[Start of section]
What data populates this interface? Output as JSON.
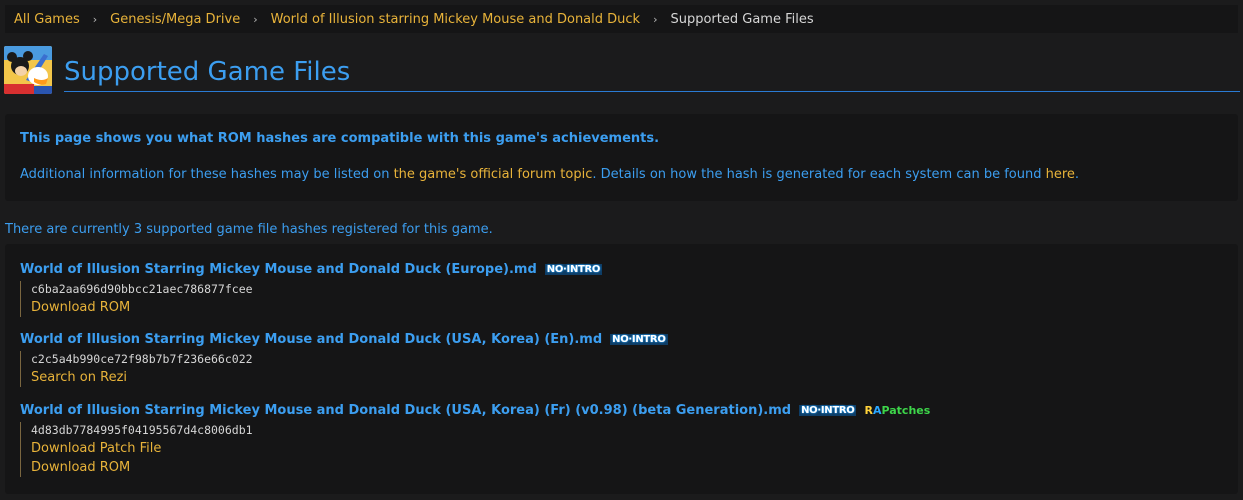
{
  "breadcrumb": {
    "items": [
      "All Games",
      "Genesis/Mega Drive",
      "World of Illusion starring Mickey Mouse and Donald Duck"
    ],
    "separator": "›",
    "current": "Supported Game Files"
  },
  "page": {
    "title": "Supported Game Files"
  },
  "info": {
    "strong_text": "This page shows you what ROM hashes are compatible with this game's achievements.",
    "line_prefix": "Additional information for these hashes may be listed on ",
    "forum_link": "the game's official forum topic",
    "line_middle": ". Details on how the hash is generated for each system can be found ",
    "here_link": "here",
    "line_suffix": "."
  },
  "count_text": "There are currently 3 supported game file hashes registered for this game.",
  "hashes": [
    {
      "name": "World of Illusion Starring Mickey Mouse and Donald Duck (Europe).md",
      "badge": "NO·INTRO",
      "hash": "c6ba2aa696d90bbcc21aec786877fcee",
      "links": [
        "Download ROM"
      ]
    },
    {
      "name": "World of Illusion Starring Mickey Mouse and Donald Duck (USA, Korea) (En).md",
      "badge": "NO·INTRO",
      "hash": "c2c5a4b990ce72f98b7b7f236e66c022",
      "links": [
        "Search on Rezi"
      ]
    },
    {
      "name": "World of Illusion Starring Mickey Mouse and Donald Duck (USA, Korea) (Fr) (v0.98) (beta Generation).md",
      "badge": "NO·INTRO",
      "badge2": {
        "r": "R",
        "a": "A",
        "rest": "Patches"
      },
      "hash": "4d83db7784995f04195567d4c8006db1",
      "links": [
        "Download Patch File",
        "Download ROM"
      ]
    }
  ],
  "colors": {
    "background": "#1b1b1c",
    "panel": "#151516",
    "accent_blue": "#3c9ef0",
    "link_gold": "#e8b33a",
    "text_light": "#d6d6d6"
  }
}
[End of section]
Task directions >>
The lines above that hold the string "Files" are to be located and copied.

Result of this exercise >>
    "current": "Supported Game Files"
    "title": "Supported Game Files"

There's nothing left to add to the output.